*Entries supplied*.
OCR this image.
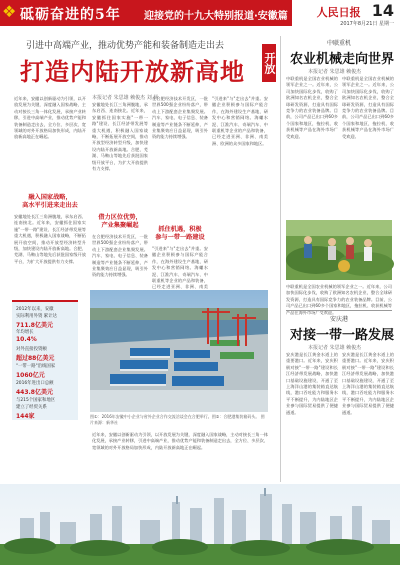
❖ 砥砺奋进的5年 迎接党的十九大特别报道·安徽篇	人民日报 14
2017年8月21日 星期一
引进中高端产业，推动优势产能和装备制造走出去
打造内陆开放新高地 开放
近年来，安徽以创新驱动为引领，以开放发展为关键，深度融入国家战略，主动对接长三角一体化发展，承接产业转移，引进中高端产业，推动优势产能和装备制造走出去，全方位、多层次、宽领域的对外开放格局加快形成，内陆开放新高地正在崛起。
融入国家战略，
高水平引进来走出去
安徽地处长江三角洲腹地，承东启西、连南接北。近年来，安徽抓住国家实施"一带一路"建设、长江经济带发展等重大机遇，积极融入国家战略，不断拓展开放空间，推动开放型经济转型升级，加快建设内陆开放新高地。合肥、芜湖、马鞍山等地先后获批国家级开放平台，为扩大开放提供有力支撑。
2012年以来，安徽
实际利用外资 累计达
711.8亿美元
年均增长
10.4%
对外直接投资额
超过88亿美元
"一带一路"沿线国家
1060亿元
2016年进出口总额
443.8亿美元
与215个国家和地区
建立了经贸关系
144家
本报记者 朱思雄 赖俊杰 刘 杨
安徽地处长江三角洲腹地，承东启西、连南接北。近年来，安徽抓住国家实施"一带一路"建设、长江经济带发展等重大机遇，积极融入国家战略，不断拓展开放空间，推动开放型经济转型升级，加快建设内陆开放新高地。合肥、芜湖、马鞍山等地先后获批国家级开放平台，为扩大开放提供有力支撑。
借力区位优势，
产业集聚崛起
在合肥经济技术开发区，一批世界500强企业纷纷落户，带动上下游配套企业集聚发展。汽车、家电、电子信息、装备制造等产业链条不断延伸，产业集聚效应日益显现，吸引外资的能力持续增强。
在合肥经济技术开发区，一批世界500强企业纷纷落户，带动上下游配套企业集聚发展。汽车、家电、电子信息、装备制造等产业链条不断延伸，产业集聚效应日益显现，吸引外资的能力持续增强。
抓住机遇，积极
参与一带一路建设
"引进来"与"走出去"并重。安徽企业积极参与国际产能合作，在海外建设生产基地、研发中心和营销网络。海螺水泥、江淮汽车、奇瑞汽车、中联重机等企业的产品和装备，已经走进亚洲、非洲、南美
"引进来"与"走出去"并重。安徽企业积极参与国际产能合作，在海外建设生产基地、研发中心和营销网络。海螺水泥、江淮汽车、奇瑞汽车、中联重机等企业的产品和装备，已经走进亚洲、非洲、南美洲、欧洲的众多国家和地区。
图①：2016年安徽中小企业与省外企业合作交流洽谈会在合肥举行。图②：合肥港集装箱码头。 图片来源：新华社
近年来，安徽以创新驱动为引领，以开放发展为关键，深度融入国家战略，主动对接长三角一体化发展，承接产业转移，引进中高端产业，推动优势产能和装备制造走出去，全方位、多层次、宽领域的对外开放格局加快形成，内陆开放新高地正在崛起。
中联重机
农业机械走向世界
本报记者 朱思雄 赖俊杰
中联重机是全国农业机械的领军企业之一。近年来，公司加快国际化步伐，收购了欧洲知名农机企业，整合全球研发资源，打造具有国际竞争力的农业装备品牌。目前，公司产品已出口到60多个国家和地区，拖拉机、收获机械等产品在海外市场广受欢迎。
中联重机是全国农业机械的领军企业之一。近年来，公司加快国际化步伐，收购了欧洲知名农机企业，整合全球研发资源，打造具有国际竞争力的农业装备品牌。目前，公司产品已出口到60多个国家和地区，拖拉机、收获机械等产品在海外市场广受欢迎。
中联重机是全国农业机械的领军企业之一。近年来，公司加快国际化步伐，收购了欧洲知名农机企业，整合全球研发资源，打造具有国际竞争力的农业装备品牌。目前，公司产品已出口到60多个国家和地区，拖拉机、收获机械等产品在海外市场广受欢迎。
安庆港
对接一带一路发展
本报记者 朱思雄 赖俊杰
安庆港是长江黄金水道上的重要港口。近年来，安庆积极对接"一带一路"建设和长江经济带发展战略，加快港口基础设施建设，开通了至上海洋山港的集装箱直达航线，港口吞吐能力和服务水平不断提升，为内陆地区企业参与国际贸易提供了便捷通道。
安庆港是长江黄金水道上的重要港口。近年来，安庆积极对接"一带一路"建设和长江经济带发展战略，加快港口基础设施建设，开通了至上海洋山港的集装箱直达航线，港口吞吐能力和服务水平不断提升，为内陆地区企业参与国际贸易提供了便捷通道。
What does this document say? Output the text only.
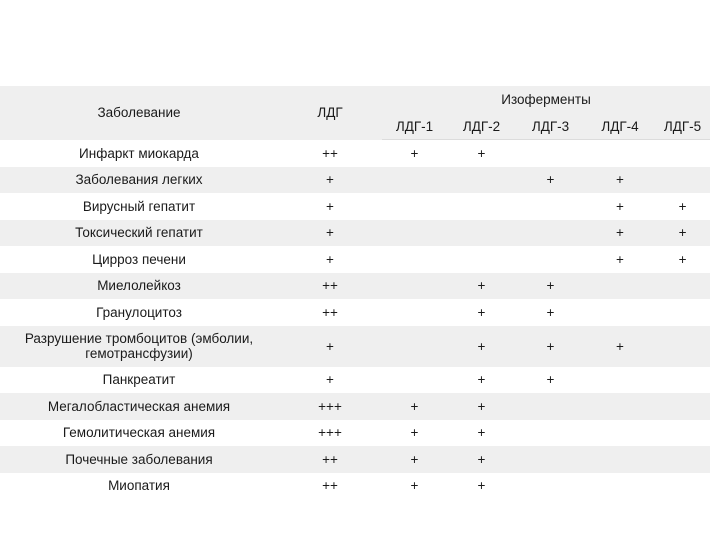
Заболевание	ЛДГ	Изоферменты				
		ЛДГ-1	ЛДГ-2	ЛДГ-3	ЛДГ-4	ЛДГ-5
Инфаркт миокарда	++	+	+			
Заболевания легких	+			+	+	
Вирусный гепатит	+				+	+
Токсический гепатит	+				+	+
Цирроз печени	+				+	+
Миелолейкоз	++		+	+		
Гранулоцитоз	++		+	+		
Разрушение тромбоцитов (эмболии, гемотрансфузии)	+		+	+	+	
Панкреатит	+		+	+		
Мегалобластическая анемия	+++	+	+			
Гемолитическая анемия	+++	+	+			
Почечные заболевания	++	+	+			
Миопатия	++	+	+			
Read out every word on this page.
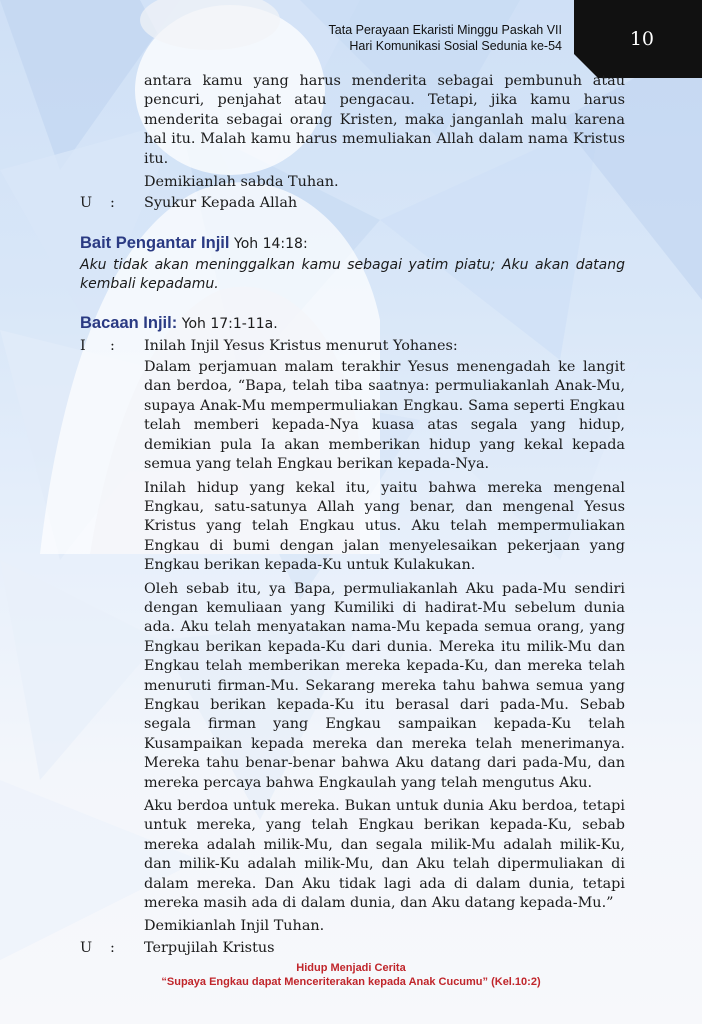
Tata Perayaan Ekaristi Minggu Paskah VII
Hari Komunikasi Sosial Sedunia ke-54	10

antara kamu yang harus menderita sebagai pembunuh atau pencuri, penjahat atau pengacau. Tetapi, jika kamu harus menderita sebagai orang Kristen, maka janganlah malu karena hal itu. Malah kamu harus memuliakan Allah dalam nama Kristus itu.

Demikianlah sabda Tuhan.

U	:	Syukur Kepada Allah
Bait Pengantar Injil Yoh 14:18:
Aku tidak akan meninggalkan kamu sebagai yatim piatu; Aku akan datang kembali kepadamu.
Bacaan Injil: Yoh 17:1-11a.
I	:	Inilah Injil Yesus Kristus menurut Yohanes:

Dalam perjamuan malam terakhir Yesus menengadah ke langit dan berdoa, “Bapa, telah tiba saatnya: permuliakanlah Anak-Mu, supaya Anak-Mu mempermuliakan Engkau. Sama seperti Engkau telah memberi kepada-Nya kuasa atas segala yang hidup, demikian pula Ia akan memberikan hidup yang kekal kepada semua yang telah Engkau berikan kepada-Nya.

Inilah hidup yang kekal itu, yaitu bahwa mereka mengenal Engkau, satu-satunya Allah yang benar, dan mengenal Yesus Kristus yang telah Engkau utus. Aku telah mempermuliakan Engkau di bumi dengan jalan menyelesaikan pekerjaan yang Engkau berikan kepada-Ku untuk Kulakukan.

Oleh sebab itu, ya Bapa, permuliakanlah Aku pada-Mu sendiri dengan kemuliaan yang Kumiliki di hadirat-Mu sebelum dunia ada. Aku telah menyatakan nama-Mu kepada semua orang, yang Engkau berikan kepada-Ku dari dunia. Mereka itu milik-Mu dan Engkau telah memberikan mereka kepada-Ku, dan mereka telah menuruti firman-Mu. Sekarang mereka tahu bahwa semua yang Engkau berikan kepada-Ku itu berasal dari pada-Mu. Sebab segala firman yang Engkau sampaikan kepada-Ku telah Kusampaikan kepada mereka dan mereka telah menerimanya. Mereka tahu benar-benar bahwa Aku datang dari pada-Mu, dan mereka percaya bahwa Engkaulah yang telah mengutus Aku.

Aku berdoa untuk mereka. Bukan untuk dunia Aku berdoa, tetapi untuk mereka, yang telah Engkau berikan kepada-Ku, sebab mereka adalah milik-Mu, dan segala milik-Mu adalah milik-Ku, dan milik-Ku adalah milik-Mu, dan Aku telah dipermuliakan di dalam mereka. Dan Aku tidak lagi ada di dalam dunia, tetapi mereka masih ada di dalam dunia, dan Aku datang kepada-Mu.”

Demikianlah Injil Tuhan.

U	:	Terpujilah Kristus
Hidup Menjadi Cerita
“Supaya Engkau dapat Menceriterakan kepada Anak Cucumu” (Kel.10:2)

*Aim of the task*. In the records above, find each line that holds the word "在海外建设生产基地"; copy all such lines.

*Problem solution*.
"引进来"与"走出去"并重。安徽企业积极参与国际产能合作，在海外建设生产基地、研发中心和营销网络。海螺水泥、江淮汽车、奇瑞汽车、中联重机等企业的产品和装备，已经走进亚洲、非洲、南美
"引进来"与"走出去"并重。安徽企业积极参与国际产能合作，在海外建设生产基地、研发中心和营销网络。海螺水泥、江淮汽车、奇瑞汽车、中联重机等企业的产品和装备，已经走进亚洲、非洲、南美洲、欧洲的众多国家和地区。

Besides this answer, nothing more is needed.